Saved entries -

━━━━

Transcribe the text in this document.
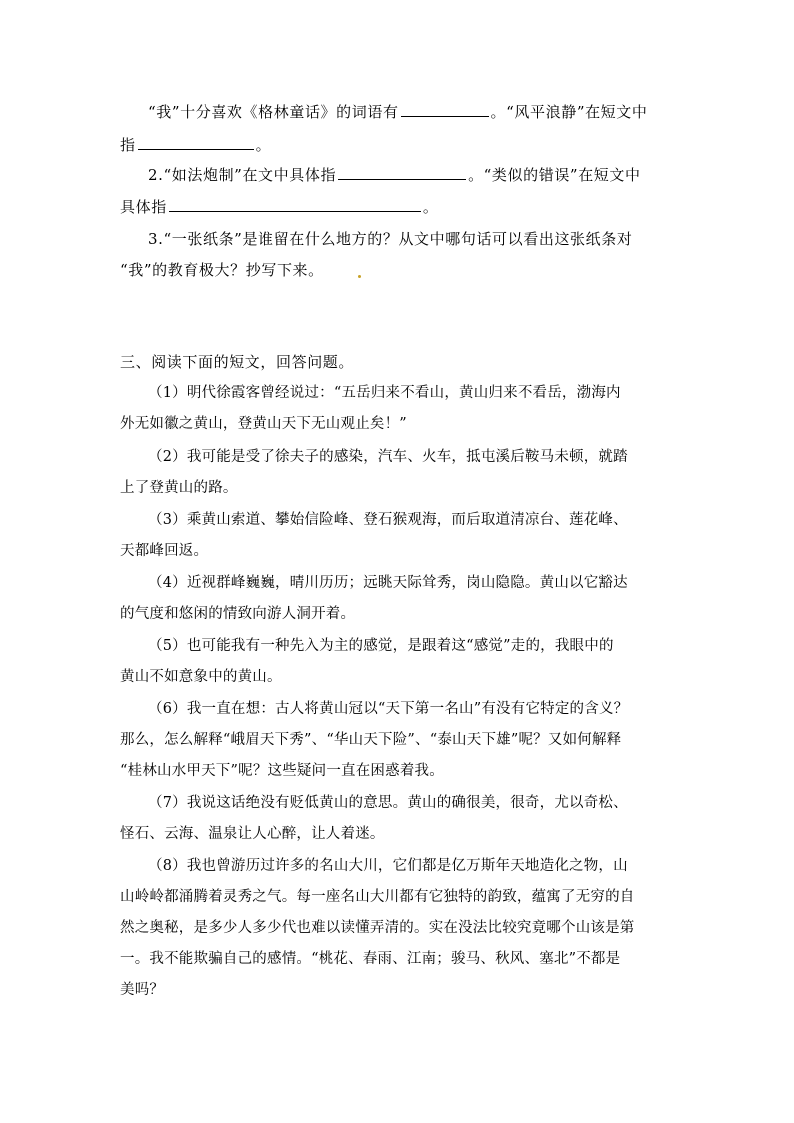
“我”十分喜欢《格林童话》的词语有	。“风平浪静”在短文中
指	。
2.“如法炮制”在文中具体指	。“类似的错误”在短文中
具体指	。
3.“一张纸条”是谁留在什么地方的？从文中哪句话可以看出这张纸条对
“我”的教育极大？抄写下来。
三、阅读下面的短文，回答问题。
（1）明代徐霞客曾经说过：“五岳归来不看山，黄山归来不看岳，渤海内
外无如徽之黄山，登黄山天下无山观止矣！”
（2）我可能是受了徐夫子的感染，汽车、火车，抵屯溪后鞍马未顿，就踏
上了登黄山的路。
（3）乘黄山索道、攀始信险峰、登石猴观海，而后取道清凉台、莲花峰、
天都峰回返。
（4）近视群峰巍巍，晴川历历；远眺天际耸秀，岗山隐隐。黄山以它豁达
的气度和悠闲的情致向游人洞开着。
（5）也可能我有一种先入为主的感觉，是跟着这“感觉”走的，我眼中的
黄山不如意象中的黄山。
（6）我一直在想：古人将黄山冠以“天下第一名山”有没有它特定的含义？
那么，怎么解释“峨眉天下秀”、“华山天下险”、“泰山天下雄”呢？又如何解释
“桂林山水甲天下”呢？这些疑问一直在困惑着我。
（7）我说这话绝没有贬低黄山的意思。黄山的确很美，很奇，尤以奇松、
怪石、云海、温泉让人心醉，让人着迷。
（8）我也曾游历过许多的名山大川，它们都是亿万斯年天地造化之物，山
山岭岭都涌腾着灵秀之气。每一座名山大川都有它独特的韵致，蕴寓了无穷的自
然之奥秘，是多少人多少代也难以读懂弄清的。实在没法比较究竟哪个山该是第
一。我不能欺骗自己的感情。“桃花、春雨、江南；骏马、秋风、塞北”不都是
美吗？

━━━━

Omit the pictures and reproduce the listing exactly.

Transcribe the text in this document.
“我”十分喜欢《格林童话》的词语有	。“风平浪静”在短文中
指	。
2.“如法炮制”在文中具体指	。“类似的错误”在短文中
具体指	。
3.“一张纸条”是谁留在什么地方的？从文中哪句话可以看出这张纸条对
“我”的教育极大？抄写下来。
三、阅读下面的短文，回答问题。
（1）明代徐霞客曾经说过：“五岳归来不看山，黄山归来不看岳，渤海内
外无如徽之黄山，登黄山天下无山观止矣！”
（2）我可能是受了徐夫子的感染，汽车、火车，抵屯溪后鞍马未顿，就踏
上了登黄山的路。
（3）乘黄山索道、攀始信险峰、登石猴观海，而后取道清凉台、莲花峰、
天都峰回返。
（4）近视群峰巍巍，晴川历历；远眺天际耸秀，岗山隐隐。黄山以它豁达
的气度和悠闲的情致向游人洞开着。
（5）也可能我有一种先入为主的感觉，是跟着这“感觉”走的，我眼中的
黄山不如意象中的黄山。
（6）我一直在想：古人将黄山冠以“天下第一名山”有没有它特定的含义？
那么，怎么解释“峨眉天下秀”、“华山天下险”、“泰山天下雄”呢？又如何解释
“桂林山水甲天下”呢？这些疑问一直在困惑着我。
（7）我说这话绝没有贬低黄山的意思。黄山的确很美，很奇，尤以奇松、
怪石、云海、温泉让人心醉，让人着迷。
（8）我也曾游历过许多的名山大川，它们都是亿万斯年天地造化之物，山
山岭岭都涌腾着灵秀之气。每一座名山大川都有它独特的韵致，蕴寓了无穷的自
然之奥秘，是多少人多少代也难以读懂弄清的。实在没法比较究竟哪个山该是第
一。我不能欺骗自己的感情。“桃花、春雨、江南；骏马、秋风、塞北”不都是
美吗？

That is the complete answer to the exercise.